- **PASSAGE**
--*--

Alberto Chillon
- Full name: Alberto Chillon
- Born: 5 December 1990 (age 35) Venice, Italy
- Height: 1.76 m (5 ft 9 in)
- Weight: 80 kg (12 st 8 lb; 176 lb)

Rugby union career
- Position: scrum-half
- Current team: Petrarca Padova

Senior career
- Years: Team / Apps / (Points)
- 2009–2012: Petrarca / 33 / (37)
- 2012: →Treviso / 6 / (0)
- 2012–2015: Zebre / 51 / (28)
- 2015−2019: Rovigo Delta / 77 / (160)
- 2019–2020: Petrarca / 11 / (17)
- 2020–2021: Valorugby Emilia / 20 / (10)
- 2021–2025: Rovigo Delta
- 2025–2026: Petrarca Padova
- 2026–: Rangers Vicenza
- Correct as of 28 March 2015

International career
- Years: Team / Apps / (Points)
- 2009–10: Italy U20 / 13 / (70)
- 2012: Italy A / 3 / (24)
- 2013: Italy / 1 / (0)
- Correct as of 24 June 2013

= Alberto Chillon =

Italian rugby union player

Alberto Chillon (born 5 December 1990) is an Italian rugby union player who plays as a scrum-half. He currently plays for Rangers_Vicenza_Rugby after the experiences with Petrarca Padova, Valorugby Emilia and Rovigo Delta in the Top10.

--*--

- **RECORDS SUPPLIED**
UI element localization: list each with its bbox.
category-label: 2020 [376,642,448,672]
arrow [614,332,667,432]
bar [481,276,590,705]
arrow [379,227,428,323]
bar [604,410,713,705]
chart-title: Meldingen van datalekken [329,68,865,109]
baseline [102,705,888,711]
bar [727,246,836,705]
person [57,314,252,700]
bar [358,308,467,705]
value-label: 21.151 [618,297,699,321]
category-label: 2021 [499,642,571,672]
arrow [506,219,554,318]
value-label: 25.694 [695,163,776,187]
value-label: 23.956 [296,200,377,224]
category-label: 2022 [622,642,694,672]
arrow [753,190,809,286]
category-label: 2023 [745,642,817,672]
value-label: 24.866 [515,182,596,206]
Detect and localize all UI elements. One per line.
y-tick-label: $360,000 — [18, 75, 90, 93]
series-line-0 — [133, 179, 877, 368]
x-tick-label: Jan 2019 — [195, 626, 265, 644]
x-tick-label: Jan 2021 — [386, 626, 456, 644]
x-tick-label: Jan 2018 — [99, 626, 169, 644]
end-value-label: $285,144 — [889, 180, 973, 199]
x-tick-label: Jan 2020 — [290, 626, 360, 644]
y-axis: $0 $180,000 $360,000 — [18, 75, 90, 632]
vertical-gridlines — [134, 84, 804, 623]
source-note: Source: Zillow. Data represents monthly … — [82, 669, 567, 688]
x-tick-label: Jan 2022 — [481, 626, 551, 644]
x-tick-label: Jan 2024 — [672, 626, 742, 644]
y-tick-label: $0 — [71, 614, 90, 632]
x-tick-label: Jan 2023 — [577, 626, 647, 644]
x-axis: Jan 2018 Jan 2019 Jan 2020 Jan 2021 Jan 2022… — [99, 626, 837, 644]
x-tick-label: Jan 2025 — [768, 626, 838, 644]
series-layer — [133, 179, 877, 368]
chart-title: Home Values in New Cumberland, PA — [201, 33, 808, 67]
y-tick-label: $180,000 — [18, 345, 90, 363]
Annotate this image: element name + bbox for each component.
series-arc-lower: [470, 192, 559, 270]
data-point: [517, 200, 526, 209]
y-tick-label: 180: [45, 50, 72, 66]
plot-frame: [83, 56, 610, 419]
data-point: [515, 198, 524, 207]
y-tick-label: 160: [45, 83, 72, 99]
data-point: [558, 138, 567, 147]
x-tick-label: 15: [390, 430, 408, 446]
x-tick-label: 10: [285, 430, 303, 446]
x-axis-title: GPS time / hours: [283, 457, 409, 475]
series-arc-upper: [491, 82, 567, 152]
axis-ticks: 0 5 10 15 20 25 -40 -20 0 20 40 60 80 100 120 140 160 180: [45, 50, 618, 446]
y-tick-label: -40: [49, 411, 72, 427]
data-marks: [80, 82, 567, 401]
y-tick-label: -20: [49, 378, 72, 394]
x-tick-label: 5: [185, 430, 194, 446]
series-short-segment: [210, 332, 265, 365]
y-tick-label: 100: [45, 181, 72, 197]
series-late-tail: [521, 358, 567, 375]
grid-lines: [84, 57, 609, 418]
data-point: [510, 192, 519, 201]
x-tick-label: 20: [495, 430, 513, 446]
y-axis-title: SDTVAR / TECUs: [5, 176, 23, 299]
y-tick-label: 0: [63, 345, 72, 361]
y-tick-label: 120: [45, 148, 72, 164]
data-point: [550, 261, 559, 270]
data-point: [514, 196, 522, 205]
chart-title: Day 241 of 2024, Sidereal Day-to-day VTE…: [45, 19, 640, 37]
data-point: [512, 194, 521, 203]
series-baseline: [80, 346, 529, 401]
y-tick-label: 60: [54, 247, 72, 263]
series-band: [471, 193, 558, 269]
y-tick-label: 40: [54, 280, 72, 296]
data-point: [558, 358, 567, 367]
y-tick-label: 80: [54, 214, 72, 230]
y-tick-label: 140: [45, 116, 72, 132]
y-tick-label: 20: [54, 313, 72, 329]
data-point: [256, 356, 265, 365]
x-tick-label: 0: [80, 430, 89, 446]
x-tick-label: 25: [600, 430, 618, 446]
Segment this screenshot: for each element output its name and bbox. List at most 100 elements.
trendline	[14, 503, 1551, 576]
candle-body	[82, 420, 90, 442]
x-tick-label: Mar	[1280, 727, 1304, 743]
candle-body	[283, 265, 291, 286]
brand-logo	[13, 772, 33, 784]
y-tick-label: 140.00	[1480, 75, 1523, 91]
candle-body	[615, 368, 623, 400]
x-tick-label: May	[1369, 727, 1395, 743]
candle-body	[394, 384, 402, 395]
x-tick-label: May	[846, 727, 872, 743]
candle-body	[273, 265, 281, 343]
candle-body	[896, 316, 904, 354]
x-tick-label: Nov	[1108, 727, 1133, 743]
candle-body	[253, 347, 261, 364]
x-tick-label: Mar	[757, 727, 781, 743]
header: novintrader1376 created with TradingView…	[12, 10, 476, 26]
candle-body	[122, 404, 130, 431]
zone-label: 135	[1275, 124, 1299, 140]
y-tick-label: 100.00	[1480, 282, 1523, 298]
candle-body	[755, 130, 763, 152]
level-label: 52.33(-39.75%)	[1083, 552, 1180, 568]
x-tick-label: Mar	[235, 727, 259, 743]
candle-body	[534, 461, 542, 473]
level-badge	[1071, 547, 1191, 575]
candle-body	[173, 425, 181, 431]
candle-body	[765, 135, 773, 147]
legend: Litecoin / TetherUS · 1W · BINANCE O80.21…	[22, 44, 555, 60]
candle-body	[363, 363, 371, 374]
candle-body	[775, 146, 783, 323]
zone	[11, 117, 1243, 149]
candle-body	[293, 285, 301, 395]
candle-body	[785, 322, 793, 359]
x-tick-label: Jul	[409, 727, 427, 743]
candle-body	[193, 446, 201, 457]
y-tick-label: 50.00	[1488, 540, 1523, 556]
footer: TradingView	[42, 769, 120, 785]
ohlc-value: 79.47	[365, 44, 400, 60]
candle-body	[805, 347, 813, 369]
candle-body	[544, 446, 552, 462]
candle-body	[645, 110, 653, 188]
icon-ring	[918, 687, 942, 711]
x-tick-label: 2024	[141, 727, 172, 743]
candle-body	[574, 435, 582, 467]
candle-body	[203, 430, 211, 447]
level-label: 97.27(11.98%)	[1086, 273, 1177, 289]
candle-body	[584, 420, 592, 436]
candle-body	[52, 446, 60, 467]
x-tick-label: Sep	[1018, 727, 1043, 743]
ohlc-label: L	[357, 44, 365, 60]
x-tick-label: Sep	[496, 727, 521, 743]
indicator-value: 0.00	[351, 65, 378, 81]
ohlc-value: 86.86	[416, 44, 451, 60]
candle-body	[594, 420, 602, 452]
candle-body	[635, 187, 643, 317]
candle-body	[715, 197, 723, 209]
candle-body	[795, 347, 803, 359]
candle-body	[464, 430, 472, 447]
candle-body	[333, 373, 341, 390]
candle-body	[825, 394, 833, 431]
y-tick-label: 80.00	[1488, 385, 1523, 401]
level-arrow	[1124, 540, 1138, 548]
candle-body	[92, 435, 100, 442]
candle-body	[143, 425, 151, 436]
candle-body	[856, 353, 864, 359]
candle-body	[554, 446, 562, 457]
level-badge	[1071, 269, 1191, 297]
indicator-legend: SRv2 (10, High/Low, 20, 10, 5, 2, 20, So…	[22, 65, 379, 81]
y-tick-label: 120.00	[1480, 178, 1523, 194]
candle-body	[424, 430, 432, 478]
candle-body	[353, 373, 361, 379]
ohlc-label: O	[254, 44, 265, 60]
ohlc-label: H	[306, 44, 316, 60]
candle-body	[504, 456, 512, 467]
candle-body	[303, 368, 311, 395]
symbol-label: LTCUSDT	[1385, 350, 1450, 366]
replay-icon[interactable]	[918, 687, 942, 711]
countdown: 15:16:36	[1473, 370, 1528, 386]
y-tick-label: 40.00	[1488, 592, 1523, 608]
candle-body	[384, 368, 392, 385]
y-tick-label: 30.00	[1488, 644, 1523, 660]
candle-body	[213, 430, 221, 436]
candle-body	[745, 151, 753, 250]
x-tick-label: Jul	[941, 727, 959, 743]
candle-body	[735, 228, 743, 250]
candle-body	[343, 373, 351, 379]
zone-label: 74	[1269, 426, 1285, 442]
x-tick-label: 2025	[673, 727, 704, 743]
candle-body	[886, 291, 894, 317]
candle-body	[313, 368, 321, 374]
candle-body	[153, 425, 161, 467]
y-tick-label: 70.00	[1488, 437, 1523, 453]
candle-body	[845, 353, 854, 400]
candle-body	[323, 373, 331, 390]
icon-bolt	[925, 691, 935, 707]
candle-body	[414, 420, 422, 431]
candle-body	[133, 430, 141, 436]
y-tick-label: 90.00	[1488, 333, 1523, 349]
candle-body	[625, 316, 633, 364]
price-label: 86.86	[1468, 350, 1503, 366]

--*--

- **ACTIVITIES**
**1)** List every team named under the international career section of the Alberto Chillon profile.
**2)** According to the Alberto Chillon profile, where was he born?
**3)** Return the stretch of the Alberto Chillon profile from "Rugby union career" through "Delta / 77 / (160)".
The entries come from a separate source, not from the Alberto Chillon profile.

- **YOUR RESPONSES**
**1)**
Italy U20
Italy A
Italy

**2)** Venice, Italy

**3)**
Rugby union career
- Position: scrum-half
- Current team: Petrarca Padova

Senior career
- Years: Team / Apps / (Points)
- 2009–2012: Petrarca / 33 / (37)
- 2012: →Treviso / 6 / (0)
- 2012–2015: Zebre / 51 / (28)
- 2015−2019: Rovigo Delta / 77 / (160)